-- PROMPT --
Keep only the lines where "name" appears.

* START EXERCISE INPUTS *

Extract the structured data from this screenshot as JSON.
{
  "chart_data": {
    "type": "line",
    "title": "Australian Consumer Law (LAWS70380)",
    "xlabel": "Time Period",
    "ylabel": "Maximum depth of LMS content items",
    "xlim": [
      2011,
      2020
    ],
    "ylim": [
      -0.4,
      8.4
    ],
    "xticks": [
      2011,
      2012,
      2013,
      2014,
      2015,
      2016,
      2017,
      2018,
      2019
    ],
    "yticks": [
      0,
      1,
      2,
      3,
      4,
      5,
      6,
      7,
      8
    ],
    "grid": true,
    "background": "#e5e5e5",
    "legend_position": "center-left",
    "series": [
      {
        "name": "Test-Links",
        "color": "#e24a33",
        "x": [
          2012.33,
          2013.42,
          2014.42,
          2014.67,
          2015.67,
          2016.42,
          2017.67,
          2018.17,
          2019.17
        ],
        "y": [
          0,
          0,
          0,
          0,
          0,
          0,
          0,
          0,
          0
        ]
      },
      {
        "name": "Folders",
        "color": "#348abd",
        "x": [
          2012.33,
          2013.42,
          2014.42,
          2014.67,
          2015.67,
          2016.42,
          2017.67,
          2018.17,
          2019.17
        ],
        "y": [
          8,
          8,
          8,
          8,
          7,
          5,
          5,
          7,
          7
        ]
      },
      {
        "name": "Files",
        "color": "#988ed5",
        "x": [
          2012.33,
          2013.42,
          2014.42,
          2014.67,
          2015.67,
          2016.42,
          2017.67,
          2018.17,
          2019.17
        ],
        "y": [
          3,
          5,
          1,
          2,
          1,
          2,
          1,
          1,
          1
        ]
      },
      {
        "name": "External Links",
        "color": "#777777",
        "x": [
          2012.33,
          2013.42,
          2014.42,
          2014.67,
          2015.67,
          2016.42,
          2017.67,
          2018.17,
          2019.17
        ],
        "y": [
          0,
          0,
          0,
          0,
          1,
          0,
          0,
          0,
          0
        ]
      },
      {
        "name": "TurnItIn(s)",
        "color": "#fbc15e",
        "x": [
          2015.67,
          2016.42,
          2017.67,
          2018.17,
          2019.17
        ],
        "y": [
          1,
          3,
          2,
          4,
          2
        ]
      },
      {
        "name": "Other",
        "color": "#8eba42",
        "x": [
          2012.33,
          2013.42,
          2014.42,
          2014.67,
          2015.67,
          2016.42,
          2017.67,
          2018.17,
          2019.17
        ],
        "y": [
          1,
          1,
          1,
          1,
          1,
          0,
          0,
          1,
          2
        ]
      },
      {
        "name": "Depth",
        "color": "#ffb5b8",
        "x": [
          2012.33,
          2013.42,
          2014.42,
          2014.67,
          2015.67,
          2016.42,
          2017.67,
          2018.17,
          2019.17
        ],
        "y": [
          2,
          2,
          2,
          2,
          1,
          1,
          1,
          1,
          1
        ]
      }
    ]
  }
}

* END EXERCISE INPUTS *

-- SOLUTION FOR THIS EXERCISE --
        "name": "Test-Links",
        "name": "Folders",
        "name": "Files",
        "name": "External Links",
        "name": "TurnItIn(s)",
        "name": "Other",
        "name": "Depth",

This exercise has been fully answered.